The exercise
Swap "enlarged view" for "magnified view" throughout the lines below and reproduce them with everything else unchanged. Omit the pictures from the answer.

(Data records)
-- Start --

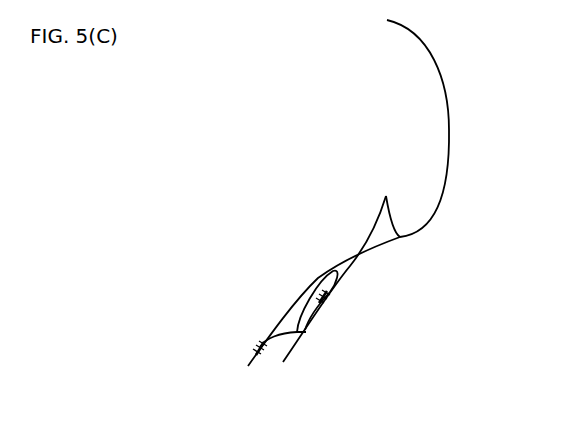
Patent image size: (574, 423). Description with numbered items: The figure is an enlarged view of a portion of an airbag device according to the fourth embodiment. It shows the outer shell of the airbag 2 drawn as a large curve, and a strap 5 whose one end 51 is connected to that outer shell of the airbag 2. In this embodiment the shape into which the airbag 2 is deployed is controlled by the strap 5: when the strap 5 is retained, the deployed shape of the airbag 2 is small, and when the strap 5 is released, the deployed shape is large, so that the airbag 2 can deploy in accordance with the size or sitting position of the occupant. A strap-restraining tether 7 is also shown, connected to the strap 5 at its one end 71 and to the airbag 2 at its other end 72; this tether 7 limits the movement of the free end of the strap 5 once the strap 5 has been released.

The airbag 2 is at (448, 88).
The strap 5 is at (345, 258).
The one end of the strap 51 is at (400, 240).
The strap-restraining tether 7 is at (304, 333).
The one end of the strap-restraining tether 71 is at (265, 352).
The other end of the strap-restraining tether 72 is at (333, 297).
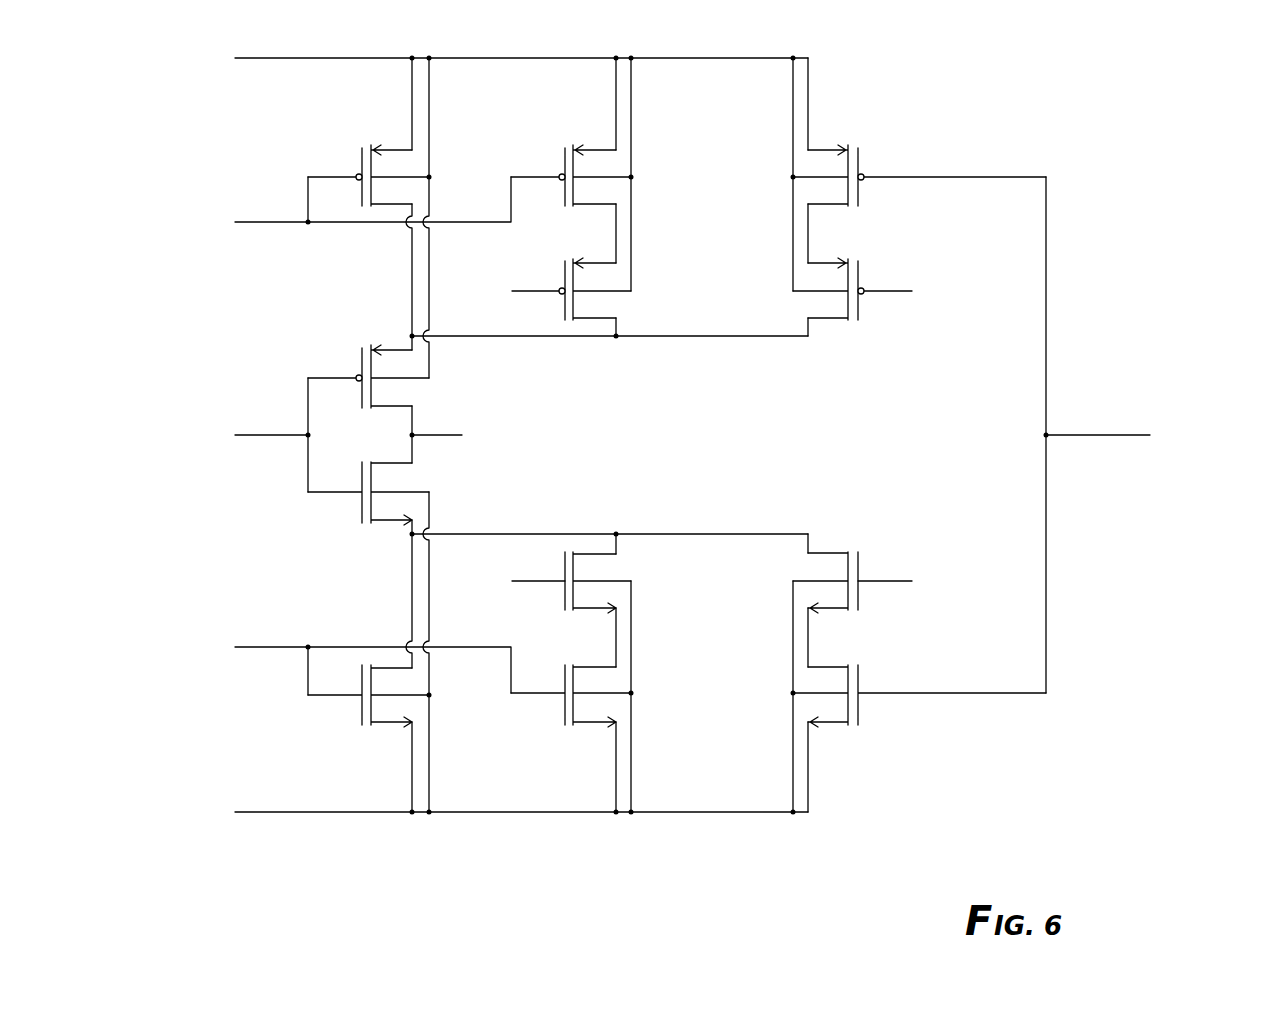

-- End --

Task response
Patent image size: (574, 423). Description with numbered items: The figure is an magnified view of a portion of an airbag device according to the fourth embodiment. It shows the outer shell of the airbag 2 drawn as a large curve, and a strap 5 whose one end 51 is connected to that outer shell of the airbag 2. In this embodiment the shape into which the airbag 2 is deployed is controlled by the strap 5: when the strap 5 is retained, the deployed shape of the airbag 2 is small, and when the strap 5 is released, the deployed shape is large, so that the airbag 2 can deploy in accordance with the size or sitting position of the occupant. A strap-restraining tether 7 is also shown, connected to the strap 5 at its one end 71 and to the airbag 2 at its other end 72; this tether 7 limits the movement of the free end of the strap 5 once the strap 5 has been released.

The airbag 2 is at (448, 88).
The strap 5 is at (345, 258).
The one end of the strap 51 is at (400, 240).
The strap-restraining tether 7 is at (304, 333).
The one end of the strap-restraining tether 71 is at (265, 352).
The other end of the strap-restraining tether 72 is at (333, 297).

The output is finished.